# What you have to do
Reproduce the records. Keep every word exact and include no images.
START Dataset records
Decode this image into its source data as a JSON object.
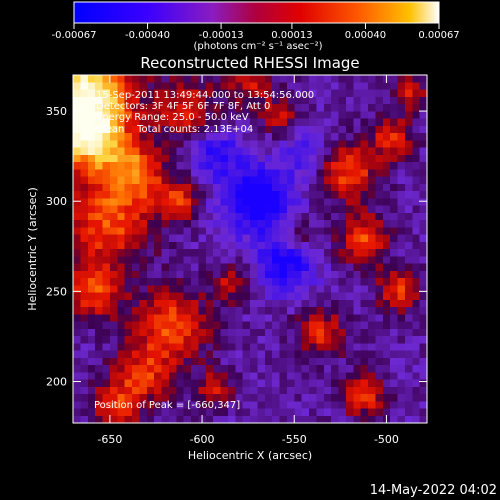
{
  "chart_data": {
    "type": "heatmap",
    "title": "Reconstructed RHESSI Image",
    "xlabel": "Heliocentric X (arcsec)",
    "ylabel": "Heliocentric Y (arcsec)",
    "xlim": [
      -670,
      -478
    ],
    "ylim": [
      177,
      370
    ],
    "x_ticks": [
      -650,
      -600,
      -550,
      -500
    ],
    "y_ticks": [
      200,
      250,
      300,
      350
    ],
    "colorbar": {
      "label": "(photons cm⁻² s⁻¹ asec⁻²)",
      "ticks": [
        "-0.00067",
        "-0.00040",
        "-0.00013",
        "0.00013",
        "0.00040",
        "0.00067"
      ],
      "tick_values": [
        -0.00067,
        -0.0004,
        -0.00013,
        0.00013,
        0.0004,
        0.00067
      ],
      "range": [
        -0.00067,
        0.00067
      ]
    },
    "annotations": {
      "time_range": "15-Sep-2011 13:49:44.000 to 13:54:56.000",
      "detectors": "Detectors: 3F 4F 5F 6F 7F 8F, Att 0",
      "energy_range": "Energy Range: 25.0 - 50.0 keV",
      "method_counts": "Clean    Total counts: 2.13E+04",
      "peak_position": "Position of Peak = [-660,347]"
    },
    "footer_date": "14-May-2022 04:02",
    "colors": {
      "background": "#000000",
      "low": "#1a00ff",
      "mid_low": "#7a22c8",
      "mid": "#b0002a",
      "high": "#ff3a00",
      "peak": "#fffff0"
    }
  }
}
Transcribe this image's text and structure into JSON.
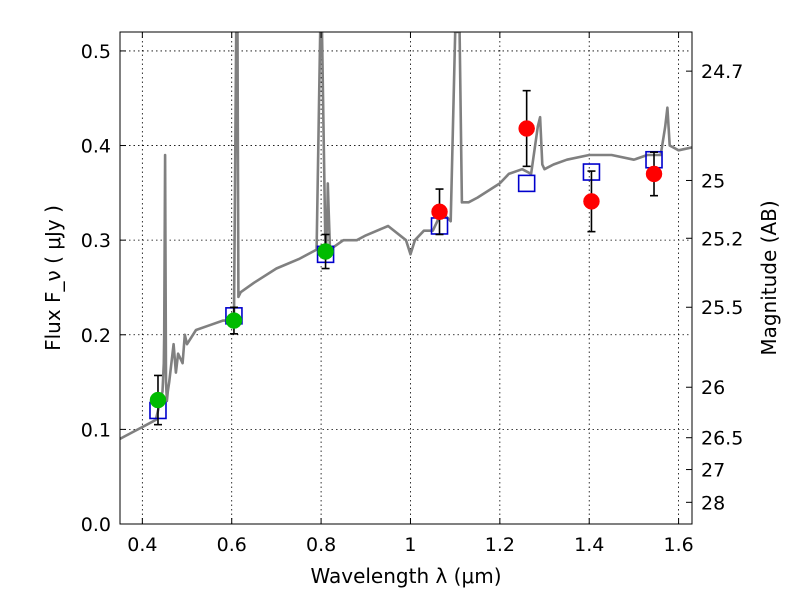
{
  "chart_data": {
    "type": "scatter",
    "xlabel": "Wavelength  λ (μm)",
    "ylabel": "Flux  F_ν  ( μJy )",
    "y2label": "Magnitude (AB)",
    "xlim": [
      0.35,
      1.63
    ],
    "ylim": [
      0.0,
      0.52
    ],
    "grid": true,
    "x_ticks": [
      {
        "value": 0.4,
        "label": "0.4"
      },
      {
        "value": 0.6,
        "label": "0.6"
      },
      {
        "value": 0.8,
        "label": "0.8"
      },
      {
        "value": 1.0,
        "label": "1"
      },
      {
        "value": 1.2,
        "label": "1.2"
      },
      {
        "value": 1.4,
        "label": "1.4"
      },
      {
        "value": 1.6,
        "label": "1.6"
      }
    ],
    "y_ticks": [
      {
        "value": 0.0,
        "label": "0.0"
      },
      {
        "value": 0.1,
        "label": "0.1"
      },
      {
        "value": 0.2,
        "label": "0.2"
      },
      {
        "value": 0.3,
        "label": "0.3"
      },
      {
        "value": 0.4,
        "label": "0.4"
      },
      {
        "value": 0.5,
        "label": "0.5"
      }
    ],
    "y2_ticks": [
      {
        "value": 24.7,
        "label": "24.7"
      },
      {
        "value": 25.0,
        "label": "25"
      },
      {
        "value": 25.2,
        "label": "25.2"
      },
      {
        "value": 25.5,
        "label": "25.5"
      },
      {
        "value": 26.0,
        "label": "26"
      },
      {
        "value": 26.5,
        "label": "26.5"
      },
      {
        "value": 27.0,
        "label": "27"
      },
      {
        "value": 28.0,
        "label": "28"
      }
    ],
    "colors": {
      "spectrum": "#808080",
      "model_box": "#0000cc",
      "green": "#00bb00",
      "red": "#ff0000",
      "errorbar": "#000000"
    },
    "series": [
      {
        "kind": "line",
        "color": "#808080",
        "x": [
          0.35,
          0.37,
          0.39,
          0.41,
          0.43,
          0.445,
          0.448,
          0.449,
          0.451,
          0.453,
          0.455,
          0.457,
          0.46,
          0.47,
          0.475,
          0.48,
          0.49,
          0.495,
          0.5,
          0.52,
          0.55,
          0.58,
          0.6,
          0.605,
          0.61,
          0.611,
          0.612,
          0.613,
          0.615,
          0.62,
          0.65,
          0.7,
          0.75,
          0.79,
          0.798,
          0.8,
          0.802,
          0.81,
          0.814,
          0.815,
          0.817,
          0.82,
          0.85,
          0.88,
          0.9,
          0.95,
          0.99,
          1.0,
          1.01,
          1.03,
          1.05,
          1.07,
          1.09,
          1.1,
          1.105,
          1.11,
          1.115,
          1.13,
          1.15,
          1.2,
          1.22,
          1.25,
          1.27,
          1.285,
          1.29,
          1.295,
          1.3,
          1.32,
          1.35,
          1.4,
          1.45,
          1.5,
          1.53,
          1.56,
          1.57,
          1.575,
          1.58,
          1.6,
          1.63
        ],
        "y": [
          0.09,
          0.095,
          0.1,
          0.105,
          0.11,
          0.14,
          0.17,
          0.2,
          0.39,
          0.15,
          0.13,
          0.14,
          0.15,
          0.19,
          0.16,
          0.18,
          0.17,
          0.2,
          0.19,
          0.205,
          0.21,
          0.215,
          0.215,
          0.22,
          0.52,
          0.52,
          0.52,
          0.52,
          0.24,
          0.245,
          0.255,
          0.27,
          0.28,
          0.29,
          0.52,
          0.52,
          0.52,
          0.28,
          0.33,
          0.36,
          0.33,
          0.29,
          0.3,
          0.3,
          0.305,
          0.315,
          0.3,
          0.285,
          0.3,
          0.31,
          0.31,
          0.33,
          0.32,
          0.52,
          0.52,
          0.52,
          0.34,
          0.34,
          0.345,
          0.36,
          0.37,
          0.375,
          0.37,
          0.42,
          0.43,
          0.38,
          0.375,
          0.38,
          0.385,
          0.39,
          0.39,
          0.385,
          0.39,
          0.39,
          0.42,
          0.44,
          0.4,
          0.395,
          0.398
        ]
      },
      {
        "kind": "open-square",
        "color": "#0000cc",
        "x": [
          0.435,
          0.605,
          0.81,
          1.065,
          1.26,
          1.405,
          1.545
        ],
        "y": [
          0.12,
          0.22,
          0.285,
          0.315,
          0.36,
          0.372,
          0.385
        ]
      },
      {
        "kind": "filled-circle",
        "color": "#00bb00",
        "x": [
          0.435,
          0.605,
          0.81
        ],
        "y": [
          0.131,
          0.215,
          0.288
        ],
        "yerr": [
          0.026,
          0.014,
          0.018
        ]
      },
      {
        "kind": "filled-circle",
        "color": "#ff0000",
        "x": [
          1.065,
          1.26,
          1.405,
          1.545
        ],
        "y": [
          0.33,
          0.418,
          0.341,
          0.37
        ],
        "yerr": [
          0.024,
          0.04,
          0.032,
          0.023
        ]
      }
    ]
  }
}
END Dataset records
# Task result
Decode this image into its source data as a JSON object.
{
  "chart_data": {
    "type": "heatmap",
    "title": "Reconstructed RHESSI Image",
    "xlabel": "Heliocentric X (arcsec)",
    "ylabel": "Heliocentric Y (arcsec)",
    "xlim": [
      -670,
      -478
    ],
    "ylim": [
      177,
      370
    ],
    "x_ticks": [
      -650,
      -600,
      -550,
      -500
    ],
    "y_ticks": [
      200,
      250,
      300,
      350
    ],
    "colorbar": {
      "label": "(photons cm⁻² s⁻¹ asec⁻²)",
      "ticks": [
        "-0.00067",
        "-0.00040",
        "-0.00013",
        "0.00013",
        "0.00040",
        "0.00067"
      ],
      "tick_values": [
        -0.00067,
        -0.0004,
        -0.00013,
        0.00013,
        0.0004,
        0.00067
      ],
      "range": [
        -0.00067,
        0.00067
      ]
    },
    "annotations": {
      "time_range": "15-Sep-2011 13:49:44.000 to 13:54:56.000",
      "detectors": "Detectors: 3F 4F 5F 6F 7F 8F, Att 0",
      "energy_range": "Energy Range: 25.0 - 50.0 keV",
      "method_counts": "Clean    Total counts: 2.13E+04",
      "peak_position": "Position of Peak = [-660,347]"
    },
    "footer_date": "14-May-2022 04:02",
    "colors": {
      "background": "#000000",
      "low": "#1a00ff",
      "mid_low": "#7a22c8",
      "mid": "#b0002a",
      "high": "#ff3a00",
      "peak": "#fffff0"
    }
  }
}
Transcribe this image's text and structure into JSON.
{
  "chart_data": {
    "type": "scatter",
    "xlabel": "Wavelength  λ (μm)",
    "ylabel": "Flux  F_ν  ( μJy )",
    "y2label": "Magnitude (AB)",
    "xlim": [
      0.35,
      1.63
    ],
    "ylim": [
      0.0,
      0.52
    ],
    "grid": true,
    "x_ticks": [
      {
        "value": 0.4,
        "label": "0.4"
      },
      {
        "value": 0.6,
        "label": "0.6"
      },
      {
        "value": 0.8,
        "label": "0.8"
      },
      {
        "value": 1.0,
        "label": "1"
      },
      {
        "value": 1.2,
        "label": "1.2"
      },
      {
        "value": 1.4,
        "label": "1.4"
      },
      {
        "value": 1.6,
        "label": "1.6"
      }
    ],
    "y_ticks": [
      {
        "value": 0.0,
        "label": "0.0"
      },
      {
        "value": 0.1,
        "label": "0.1"
      },
      {
        "value": 0.2,
        "label": "0.2"
      },
      {
        "value": 0.3,
        "label": "0.3"
      },
      {
        "value": 0.4,
        "label": "0.4"
      },
      {
        "value": 0.5,
        "label": "0.5"
      }
    ],
    "y2_ticks": [
      {
        "value": 24.7,
        "label": "24.7"
      },
      {
        "value": 25.0,
        "label": "25"
      },
      {
        "value": 25.2,
        "label": "25.2"
      },
      {
        "value": 25.5,
        "label": "25.5"
      },
      {
        "value": 26.0,
        "label": "26"
      },
      {
        "value": 26.5,
        "label": "26.5"
      },
      {
        "value": 27.0,
        "label": "27"
      },
      {
        "value": 28.0,
        "label": "28"
      }
    ],
    "colors": {
      "spectrum": "#808080",
      "model_box": "#0000cc",
      "green": "#00bb00",
      "red": "#ff0000",
      "errorbar": "#000000"
    },
    "series": [
      {
        "kind": "line",
        "color": "#808080",
        "x": [
          0.35,
          0.37,
          0.39,
          0.41,
          0.43,
          0.445,
          0.448,
          0.449,
          0.451,
          0.453,
          0.455,
          0.457,
          0.46,
          0.47,
          0.475,
          0.48,
          0.49,
          0.495,
          0.5,
          0.52,
          0.55,
          0.58,
          0.6,
          0.605,
          0.61,
          0.611,
          0.612,
          0.613,
          0.615,
          0.62,
          0.65,
          0.7,
          0.75,
          0.79,
          0.798,
          0.8,
          0.802,
          0.81,
          0.814,
          0.815,
          0.817,
          0.82,
          0.85,
          0.88,
          0.9,
          0.95,
          0.99,
          1.0,
          1.01,
          1.03,
          1.05,
          1.07,
          1.09,
          1.1,
          1.105,
          1.11,
          1.115,
          1.13,
          1.15,
          1.2,
          1.22,
          1.25,
          1.27,
          1.285,
          1.29,
          1.295,
          1.3,
          1.32,
          1.35,
          1.4,
          1.45,
          1.5,
          1.53,
          1.56,
          1.57,
          1.575,
          1.58,
          1.6,
          1.63
        ],
        "y": [
          0.09,
          0.095,
          0.1,
          0.105,
          0.11,
          0.14,
          0.17,
          0.2,
          0.39,
          0.15,
          0.13,
          0.14,
          0.15,
          0.19,
          0.16,
          0.18,
          0.17,
          0.2,
          0.19,
          0.205,
          0.21,
          0.215,
          0.215,
          0.22,
          0.52,
          0.52,
          0.52,
          0.52,
          0.24,
          0.245,
          0.255,
          0.27,
          0.28,
          0.29,
          0.52,
          0.52,
          0.52,
          0.28,
          0.33,
          0.36,
          0.33,
          0.29,
          0.3,
          0.3,
          0.305,
          0.315,
          0.3,
          0.285,
          0.3,
          0.31,
          0.31,
          0.33,
          0.32,
          0.52,
          0.52,
          0.52,
          0.34,
          0.34,
          0.345,
          0.36,
          0.37,
          0.375,
          0.37,
          0.42,
          0.43,
          0.38,
          0.375,
          0.38,
          0.385,
          0.39,
          0.39,
          0.385,
          0.39,
          0.39,
          0.42,
          0.44,
          0.4,
          0.395,
          0.398
        ]
      },
      {
        "kind": "open-square",
        "color": "#0000cc",
        "x": [
          0.435,
          0.605,
          0.81,
          1.065,
          1.26,
          1.405,
          1.545
        ],
        "y": [
          0.12,
          0.22,
          0.285,
          0.315,
          0.36,
          0.372,
          0.385
        ]
      },
      {
        "kind": "filled-circle",
        "color": "#00bb00",
        "x": [
          0.435,
          0.605,
          0.81
        ],
        "y": [
          0.131,
          0.215,
          0.288
        ],
        "yerr": [
          0.026,
          0.014,
          0.018
        ]
      },
      {
        "kind": "filled-circle",
        "color": "#ff0000",
        "x": [
          1.065,
          1.26,
          1.405,
          1.545
        ],
        "y": [
          0.33,
          0.418,
          0.341,
          0.37
        ],
        "yerr": [
          0.024,
          0.04,
          0.032,
          0.023
        ]
      }
    ]
  }
}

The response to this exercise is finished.